* [Prompt]
Copy the listing below word for word, including every line.

Spatial annotation records
* * * *
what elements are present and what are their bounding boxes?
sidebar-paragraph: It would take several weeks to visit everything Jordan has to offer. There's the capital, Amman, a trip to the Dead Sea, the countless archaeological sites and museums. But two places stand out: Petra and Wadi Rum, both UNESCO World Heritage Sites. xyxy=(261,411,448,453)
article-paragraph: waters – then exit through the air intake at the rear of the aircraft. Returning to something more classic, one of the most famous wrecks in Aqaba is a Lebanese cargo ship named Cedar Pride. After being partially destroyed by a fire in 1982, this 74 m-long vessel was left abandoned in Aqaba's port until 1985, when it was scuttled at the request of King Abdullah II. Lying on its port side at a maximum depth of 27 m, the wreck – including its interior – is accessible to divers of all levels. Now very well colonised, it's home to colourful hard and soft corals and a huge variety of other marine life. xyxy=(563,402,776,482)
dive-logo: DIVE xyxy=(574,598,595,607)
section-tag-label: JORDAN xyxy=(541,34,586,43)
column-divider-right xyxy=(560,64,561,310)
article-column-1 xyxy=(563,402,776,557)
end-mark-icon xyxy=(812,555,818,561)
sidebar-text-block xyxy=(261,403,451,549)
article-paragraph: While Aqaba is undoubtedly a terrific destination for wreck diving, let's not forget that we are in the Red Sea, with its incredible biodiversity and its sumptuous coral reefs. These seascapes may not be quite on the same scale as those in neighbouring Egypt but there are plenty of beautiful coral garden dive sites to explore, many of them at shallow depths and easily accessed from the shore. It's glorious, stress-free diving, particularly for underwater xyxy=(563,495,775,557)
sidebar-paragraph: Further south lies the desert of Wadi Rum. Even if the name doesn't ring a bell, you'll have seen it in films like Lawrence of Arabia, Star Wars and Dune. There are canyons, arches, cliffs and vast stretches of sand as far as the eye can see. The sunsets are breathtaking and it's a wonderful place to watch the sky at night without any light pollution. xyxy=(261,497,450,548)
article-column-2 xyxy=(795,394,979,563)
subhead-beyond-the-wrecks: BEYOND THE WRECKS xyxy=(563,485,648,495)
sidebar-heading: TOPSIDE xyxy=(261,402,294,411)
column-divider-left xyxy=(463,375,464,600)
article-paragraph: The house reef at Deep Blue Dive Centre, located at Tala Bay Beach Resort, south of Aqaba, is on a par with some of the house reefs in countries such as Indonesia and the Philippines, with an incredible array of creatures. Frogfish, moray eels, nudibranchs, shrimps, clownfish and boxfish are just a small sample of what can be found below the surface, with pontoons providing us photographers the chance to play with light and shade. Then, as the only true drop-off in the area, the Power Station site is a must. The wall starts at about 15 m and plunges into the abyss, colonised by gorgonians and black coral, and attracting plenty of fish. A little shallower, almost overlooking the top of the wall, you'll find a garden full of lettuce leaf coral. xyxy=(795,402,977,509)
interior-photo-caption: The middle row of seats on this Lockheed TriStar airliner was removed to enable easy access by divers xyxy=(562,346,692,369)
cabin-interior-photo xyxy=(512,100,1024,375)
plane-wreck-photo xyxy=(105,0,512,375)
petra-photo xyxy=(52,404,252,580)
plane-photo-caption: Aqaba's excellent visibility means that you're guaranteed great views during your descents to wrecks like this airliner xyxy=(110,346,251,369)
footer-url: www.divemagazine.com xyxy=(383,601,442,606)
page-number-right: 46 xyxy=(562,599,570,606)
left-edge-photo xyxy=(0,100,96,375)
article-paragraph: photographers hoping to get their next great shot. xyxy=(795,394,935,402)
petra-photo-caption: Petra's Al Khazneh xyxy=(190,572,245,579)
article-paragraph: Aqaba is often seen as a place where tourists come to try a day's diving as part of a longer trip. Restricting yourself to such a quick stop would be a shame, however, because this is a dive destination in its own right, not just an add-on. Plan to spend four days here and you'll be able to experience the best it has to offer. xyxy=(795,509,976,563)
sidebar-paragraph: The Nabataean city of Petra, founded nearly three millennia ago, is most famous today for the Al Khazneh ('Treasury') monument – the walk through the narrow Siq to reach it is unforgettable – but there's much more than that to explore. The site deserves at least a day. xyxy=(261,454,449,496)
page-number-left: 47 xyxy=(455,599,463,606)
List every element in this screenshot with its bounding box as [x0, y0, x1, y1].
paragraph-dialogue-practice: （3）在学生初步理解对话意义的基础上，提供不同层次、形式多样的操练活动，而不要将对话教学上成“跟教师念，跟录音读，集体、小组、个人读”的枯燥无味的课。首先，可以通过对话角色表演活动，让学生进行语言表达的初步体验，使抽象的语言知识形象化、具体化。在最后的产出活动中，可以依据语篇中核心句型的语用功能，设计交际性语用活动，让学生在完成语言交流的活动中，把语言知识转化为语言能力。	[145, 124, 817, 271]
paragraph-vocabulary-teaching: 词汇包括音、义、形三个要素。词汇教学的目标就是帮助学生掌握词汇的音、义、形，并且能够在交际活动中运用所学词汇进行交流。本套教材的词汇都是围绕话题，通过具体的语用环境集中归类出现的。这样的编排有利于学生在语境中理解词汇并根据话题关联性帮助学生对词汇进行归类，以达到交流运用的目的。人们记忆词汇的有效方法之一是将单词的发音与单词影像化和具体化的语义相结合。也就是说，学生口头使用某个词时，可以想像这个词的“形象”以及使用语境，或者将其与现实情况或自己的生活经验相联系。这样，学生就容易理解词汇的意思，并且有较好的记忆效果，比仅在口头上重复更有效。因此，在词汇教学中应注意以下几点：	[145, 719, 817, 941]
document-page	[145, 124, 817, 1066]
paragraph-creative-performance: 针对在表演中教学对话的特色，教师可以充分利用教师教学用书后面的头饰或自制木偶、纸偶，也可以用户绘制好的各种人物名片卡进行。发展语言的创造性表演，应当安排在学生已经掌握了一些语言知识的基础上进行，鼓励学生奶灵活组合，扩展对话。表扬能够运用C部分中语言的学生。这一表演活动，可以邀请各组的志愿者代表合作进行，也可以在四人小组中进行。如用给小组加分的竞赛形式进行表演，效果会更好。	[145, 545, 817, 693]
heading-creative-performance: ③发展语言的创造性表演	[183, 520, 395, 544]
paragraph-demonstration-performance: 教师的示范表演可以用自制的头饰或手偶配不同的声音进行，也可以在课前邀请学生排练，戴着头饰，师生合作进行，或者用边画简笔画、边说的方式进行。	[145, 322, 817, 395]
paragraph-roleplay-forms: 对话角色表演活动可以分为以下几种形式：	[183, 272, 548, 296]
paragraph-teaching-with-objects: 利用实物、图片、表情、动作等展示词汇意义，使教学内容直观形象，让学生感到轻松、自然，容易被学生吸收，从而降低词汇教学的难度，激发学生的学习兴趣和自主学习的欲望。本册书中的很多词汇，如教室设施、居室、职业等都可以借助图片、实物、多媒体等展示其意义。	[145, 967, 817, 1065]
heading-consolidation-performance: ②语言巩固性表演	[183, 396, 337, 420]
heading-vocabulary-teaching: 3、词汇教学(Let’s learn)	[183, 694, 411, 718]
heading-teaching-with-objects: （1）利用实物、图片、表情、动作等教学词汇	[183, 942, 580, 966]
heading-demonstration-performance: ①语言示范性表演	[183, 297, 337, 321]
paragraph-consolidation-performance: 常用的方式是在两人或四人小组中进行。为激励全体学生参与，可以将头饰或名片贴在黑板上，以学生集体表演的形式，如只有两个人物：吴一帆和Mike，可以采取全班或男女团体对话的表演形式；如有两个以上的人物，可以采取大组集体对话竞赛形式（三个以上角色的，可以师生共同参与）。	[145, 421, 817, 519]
* * * *
* [Written answer]
what elements are present and what are their bounding boxes?
sidebar-paragraph: It would take several weeks to visit everything Jordan has to offer. There's the capital, Amman, a trip to the Dead Sea, the countless archaeological sites and museums. But two places stand out: Petra and Wadi Rum, both UNESCO World Heritage Sites. xyxy=(261,411,448,453)
article-paragraph: waters – then exit through the air intake at the rear of the aircraft. Returning to something more classic, one of the most famous wrecks in Aqaba is a Lebanese cargo ship named Cedar Pride. After being partially destroyed by a fire in 1982, this 74 m-long vessel was left abandoned in Aqaba's port until 1985, when it was scuttled at the request of King Abdullah II. Lying on its port side at a maximum depth of 27 m, the wreck – including its interior – is accessible to divers of all levels. Now very well colonised, it's home to colourful hard and soft corals and a huge variety of other marine life. xyxy=(563,402,776,482)
dive-logo: DIVE xyxy=(574,598,595,607)
section-tag-label: JORDAN xyxy=(541,34,586,43)
column-divider-right xyxy=(560,64,561,310)
article-column-1 xyxy=(563,402,776,557)
end-mark-icon xyxy=(812,555,818,561)
sidebar-text-block xyxy=(261,403,451,549)
article-paragraph: While Aqaba is undoubtedly a terrific destination for wreck diving, let's not forget that we are in the Red Sea, with its incredible biodiversity and its sumptuous coral reefs. These seascapes may not be quite on the same scale as those in neighbouring Egypt but there are plenty of beautiful coral garden dive sites to explore, many of them at shallow depths and easily accessed from the shore. It's glorious, stress-free diving, particularly for underwater xyxy=(563,495,775,557)
sidebar-paragraph: Further south lies the desert of Wadi Rum. Even if the name doesn't ring a bell, you'll have seen it in films like Lawrence of Arabia, Star Wars and Dune. There are canyons, arches, cliffs and vast stretches of sand as far as the eye can see. The sunsets are breathtaking and it's a wonderful place to watch the sky at night without any light pollution. xyxy=(261,497,450,548)
article-column-2 xyxy=(795,394,979,563)
subhead-beyond-the-wrecks: BEYOND THE WRECKS xyxy=(563,485,648,495)
sidebar-heading: TOPSIDE xyxy=(261,402,294,411)
column-divider-left xyxy=(463,375,464,600)
article-paragraph: The house reef at Deep Blue Dive Centre, located at Tala Bay Beach Resort, south of Aqaba, is on a par with some of the house reefs in countries such as Indonesia and the Philippines, with an incredible array of creatures. Frogfish, moray eels, nudibranchs, shrimps, clownfish and boxfish are just a small sample of what can be found below the surface, with pontoons providing us photographers the chance to play with light and shade. Then, as the only true drop-off in the area, the Power Station site is a must. The wall starts at about 15 m and plunges into the abyss, colonised by gorgonians and black coral, and attracting plenty of fish. A little shallower, almost overlooking the top of the wall, you'll find a garden full of lettuce leaf coral. xyxy=(795,402,977,509)
interior-photo-caption: The middle row of seats on this Lockheed TriStar airliner was removed to enable easy access by divers xyxy=(562,346,692,369)
cabin-interior-photo xyxy=(512,100,1024,375)
plane-wreck-photo xyxy=(105,0,512,375)
petra-photo xyxy=(52,404,252,580)
plane-photo-caption: Aqaba's excellent visibility means that you're guaranteed great views during your descents to wrecks like this airliner xyxy=(110,346,251,369)
footer-url: www.divemagazine.com xyxy=(383,601,442,606)
page-number-right: 46 xyxy=(562,599,570,606)
left-edge-photo xyxy=(0,100,96,375)
article-paragraph: photographers hoping to get their next great shot. xyxy=(795,394,935,402)
petra-photo-caption: Petra's Al Khazneh xyxy=(190,572,245,579)
article-paragraph: Aqaba is often seen as a place where tourists come to try a day's diving as part of a longer trip. Restricting yourself to such a quick stop would be a shame, however, because this is a dive destination in its own right, not just an add-on. Plan to spend four days here and you'll be able to experience the best it has to offer. xyxy=(795,509,976,563)
sidebar-paragraph: The Nabataean city of Petra, founded nearly three millennia ago, is most famous today for the Al Khazneh ('Treasury') monument – the walk through the narrow Siq to reach it is unforgettable – but there's much more than that to explore. The site deserves at least a day. xyxy=(261,454,449,496)
page-number-left: 47 xyxy=(455,599,463,606)
List every element in this screenshot with its bounding box as [x0, y0, x1, y1].
paragraph-dialogue-practice: （3）在学生初步理解对话意义的基础上，提供不同层次、形式多样的操练活动，而不要将对话教学上成“跟教师念，跟录音读，集体、小组、个人读”的枯燥无味的课。首先，可以通过对话角色表演活动，让学生进行语言表达的初步体验，使抽象的语言知识形象化、具体化。在最后的产出活动中，可以依据语篇中核心句型的语用功能，设计交际性语用活动，让学生在完成语言交流的活动中，把语言知识转化为语言能力。	[145, 124, 817, 271]
paragraph-vocabulary-teaching: 词汇包括音、义、形三个要素。词汇教学的目标就是帮助学生掌握词汇的音、义、形，并且能够在交际活动中运用所学词汇进行交流。本套教材的词汇都是围绕话题，通过具体的语用环境集中归类出现的。这样的编排有利于学生在语境中理解词汇并根据话题关联性帮助学生对词汇进行归类，以达到交流运用的目的。人们记忆词汇的有效方法之一是将单词的发音与单词影像化和具体化的语义相结合。也就是说，学生口头使用某个词时，可以想像这个词的“形象”以及使用语境，或者将其与现实情况或自己的生活经验相联系。这样，学生就容易理解词汇的意思，并且有较好的记忆效果，比仅在口头上重复更有效。因此，在词汇教学中应注意以下几点：	[145, 719, 817, 941]
document-page	[145, 124, 817, 1066]
paragraph-creative-performance: 针对在表演中教学对话的特色，教师可以充分利用教师教学用书后面的头饰或自制木偶、纸偶，也可以用户绘制好的各种人物名片卡进行。发展语言的创造性表演，应当安排在学生已经掌握了一些语言知识的基础上进行，鼓励学生奶灵活组合，扩展对话。表扬能够运用C部分中语言的学生。这一表演活动，可以邀请各组的志愿者代表合作进行，也可以在四人小组中进行。如用给小组加分的竞赛形式进行表演，效果会更好。	[145, 545, 817, 693]
heading-creative-performance: ③发展语言的创造性表演	[183, 520, 395, 544]
paragraph-demonstration-performance: 教师的示范表演可以用自制的头饰或手偶配不同的声音进行，也可以在课前邀请学生排练，戴着头饰，师生合作进行，或者用边画简笔画、边说的方式进行。	[145, 322, 817, 395]
paragraph-roleplay-forms: 对话角色表演活动可以分为以下几种形式：	[183, 272, 548, 296]
paragraph-teaching-with-objects: 利用实物、图片、表情、动作等展示词汇意义，使教学内容直观形象，让学生感到轻松、自然，容易被学生吸收，从而降低词汇教学的难度，激发学生的学习兴趣和自主学习的欲望。本册书中的很多词汇，如教室设施、居室、职业等都可以借助图片、实物、多媒体等展示其意义。	[145, 967, 817, 1065]
heading-consolidation-performance: ②语言巩固性表演	[183, 396, 337, 420]
heading-vocabulary-teaching: 3、词汇教学(Let’s learn)	[183, 694, 411, 718]
heading-teaching-with-objects: （1）利用实物、图片、表情、动作等教学词汇	[183, 942, 580, 966]
heading-demonstration-performance: ①语言示范性表演	[183, 297, 337, 321]
paragraph-consolidation-performance: 常用的方式是在两人或四人小组中进行。为激励全体学生参与，可以将头饰或名片贴在黑板上，以学生集体表演的形式，如只有两个人物：吴一帆和Mike，可以采取全班或男女团体对话的表演形式；如有两个以上的人物，可以采取大组集体对话竞赛形式（三个以上角色的，可以师生共同参与）。	[145, 421, 817, 519]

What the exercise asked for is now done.